**WHAT YOU NEED TO DO**.
Exactly reproduce the lines that follow.

* Start DATA EXCERPTS *

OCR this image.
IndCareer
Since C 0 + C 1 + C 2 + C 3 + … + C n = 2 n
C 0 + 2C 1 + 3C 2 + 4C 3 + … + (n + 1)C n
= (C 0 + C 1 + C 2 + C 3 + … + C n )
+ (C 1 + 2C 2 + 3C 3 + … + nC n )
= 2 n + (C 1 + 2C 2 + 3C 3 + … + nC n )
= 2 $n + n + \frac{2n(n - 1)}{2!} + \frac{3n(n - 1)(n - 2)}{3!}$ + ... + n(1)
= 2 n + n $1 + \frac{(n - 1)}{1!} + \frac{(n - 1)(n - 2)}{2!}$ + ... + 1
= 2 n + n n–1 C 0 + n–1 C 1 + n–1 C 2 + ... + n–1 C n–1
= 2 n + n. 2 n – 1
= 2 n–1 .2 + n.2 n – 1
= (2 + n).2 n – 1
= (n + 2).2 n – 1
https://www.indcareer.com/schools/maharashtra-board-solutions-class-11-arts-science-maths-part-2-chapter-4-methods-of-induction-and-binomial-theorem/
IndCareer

* End DATA EXCERPTS *

**TASK ANSWER**.
OCR this image.
IndCareer
Since C 0 + C 1 + C 2 + C 3 + … + C n = 2 n
C 0 + 2C 1 + 3C 2 + 4C 3 + … + (n + 1)C n
= (C 0 + C 1 + C 2 + C 3 + … + C n )
+ (C 1 + 2C 2 + 3C 3 + … + nC n )
= 2 n + (C 1 + 2C 2 + 3C 3 + … + nC n )
= 2 $n + n + \frac{2n(n - 1)}{2!} + \frac{3n(n - 1)(n - 2)}{3!}$ + ... + n(1)
= 2 n + n $1 + \frac{(n - 1)}{1!} + \frac{(n - 1)(n - 2)}{2!}$ + ... + 1
= 2 n + n n–1 C 0 + n–1 C 1 + n–1 C 2 + ... + n–1 C n–1
= 2 n + n. 2 n – 1
= 2 n–1 .2 + n.2 n – 1
= (2 + n).2 n – 1
= (n + 2).2 n – 1
https://www.indcareer.com/schools/maharashtra-board-solutions-class-11-arts-science-maths-part-2-chapter-4-methods-of-induction-and-binomial-theorem/
IndCareer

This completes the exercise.